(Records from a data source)
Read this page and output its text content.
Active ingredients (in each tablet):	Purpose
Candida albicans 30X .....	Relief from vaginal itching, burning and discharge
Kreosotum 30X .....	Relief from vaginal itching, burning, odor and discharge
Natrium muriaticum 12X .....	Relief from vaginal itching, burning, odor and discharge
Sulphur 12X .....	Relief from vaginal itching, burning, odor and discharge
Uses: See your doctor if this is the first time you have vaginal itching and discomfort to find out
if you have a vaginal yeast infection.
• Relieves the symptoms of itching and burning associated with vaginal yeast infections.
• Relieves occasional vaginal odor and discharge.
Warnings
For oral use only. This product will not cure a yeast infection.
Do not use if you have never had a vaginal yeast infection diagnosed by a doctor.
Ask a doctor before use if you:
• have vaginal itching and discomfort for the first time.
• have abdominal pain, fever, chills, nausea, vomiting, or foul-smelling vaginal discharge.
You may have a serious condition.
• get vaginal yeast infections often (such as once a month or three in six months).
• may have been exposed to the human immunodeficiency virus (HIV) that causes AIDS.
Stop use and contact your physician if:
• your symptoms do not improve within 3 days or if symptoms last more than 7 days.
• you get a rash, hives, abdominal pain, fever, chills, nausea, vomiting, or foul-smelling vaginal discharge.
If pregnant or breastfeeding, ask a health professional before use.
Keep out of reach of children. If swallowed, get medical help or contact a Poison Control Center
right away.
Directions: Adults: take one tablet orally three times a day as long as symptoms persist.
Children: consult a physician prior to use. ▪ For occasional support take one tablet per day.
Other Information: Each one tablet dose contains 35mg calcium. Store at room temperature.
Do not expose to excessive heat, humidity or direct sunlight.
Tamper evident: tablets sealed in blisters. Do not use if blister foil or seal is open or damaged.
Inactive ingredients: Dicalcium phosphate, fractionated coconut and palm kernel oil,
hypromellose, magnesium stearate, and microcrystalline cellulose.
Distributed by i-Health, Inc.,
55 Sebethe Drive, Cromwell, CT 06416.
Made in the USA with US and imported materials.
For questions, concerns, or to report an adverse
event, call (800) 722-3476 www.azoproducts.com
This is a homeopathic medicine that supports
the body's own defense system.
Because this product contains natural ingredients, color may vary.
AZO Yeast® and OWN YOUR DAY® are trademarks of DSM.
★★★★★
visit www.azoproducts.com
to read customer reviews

(HOW TO COMPLETE THIS TASK) Please copy out every entry word for word.

(RESULT OF THIS EXERCISE)
Read this page and output its text content.
Active ingredients (in each tablet):	Purpose
Candida albicans 30X .....	Relief from vaginal itching, burning and discharge
Kreosotum 30X .....	Relief from vaginal itching, burning, odor and discharge
Natrium muriaticum 12X .....	Relief from vaginal itching, burning, odor and discharge
Sulphur 12X .....	Relief from vaginal itching, burning, odor and discharge
Uses: See your doctor if this is the first time you have vaginal itching and discomfort to find out
if you have a vaginal yeast infection.
• Relieves the symptoms of itching and burning associated with vaginal yeast infections.
• Relieves occasional vaginal odor and discharge.
Warnings
For oral use only. This product will not cure a yeast infection.
Do not use if you have never had a vaginal yeast infection diagnosed by a doctor.
Ask a doctor before use if you:
• have vaginal itching and discomfort for the first time.
• have abdominal pain, fever, chills, nausea, vomiting, or foul-smelling vaginal discharge.
You may have a serious condition.
• get vaginal yeast infections often (such as once a month or three in six months).
• may have been exposed to the human immunodeficiency virus (HIV) that causes AIDS.
Stop use and contact your physician if:
• your symptoms do not improve within 3 days or if symptoms last more than 7 days.
• you get a rash, hives, abdominal pain, fever, chills, nausea, vomiting, or foul-smelling vaginal discharge.
If pregnant or breastfeeding, ask a health professional before use.
Keep out of reach of children. If swallowed, get medical help or contact a Poison Control Center
right away.
Directions: Adults: take one tablet orally three times a day as long as symptoms persist.
Children: consult a physician prior to use. ▪ For occasional support take one tablet per day.
Other Information: Each one tablet dose contains 35mg calcium. Store at room temperature.
Do not expose to excessive heat, humidity or direct sunlight.
Tamper evident: tablets sealed in blisters. Do not use if blister foil or seal is open or damaged.
Inactive ingredients: Dicalcium phosphate, fractionated coconut and palm kernel oil,
hypromellose, magnesium stearate, and microcrystalline cellulose.
Distributed by i-Health, Inc.,
55 Sebethe Drive, Cromwell, CT 06416.
Made in the USA with US and imported materials.
For questions, concerns, or to report an adverse
event, call (800) 722-3476 www.azoproducts.com
This is a homeopathic medicine that supports
the body's own defense system.
Because this product contains natural ingredients, color may vary.
AZO Yeast® and OWN YOUR DAY® are trademarks of DSM.
★★★★★
visit www.azoproducts.com
to read customer reviews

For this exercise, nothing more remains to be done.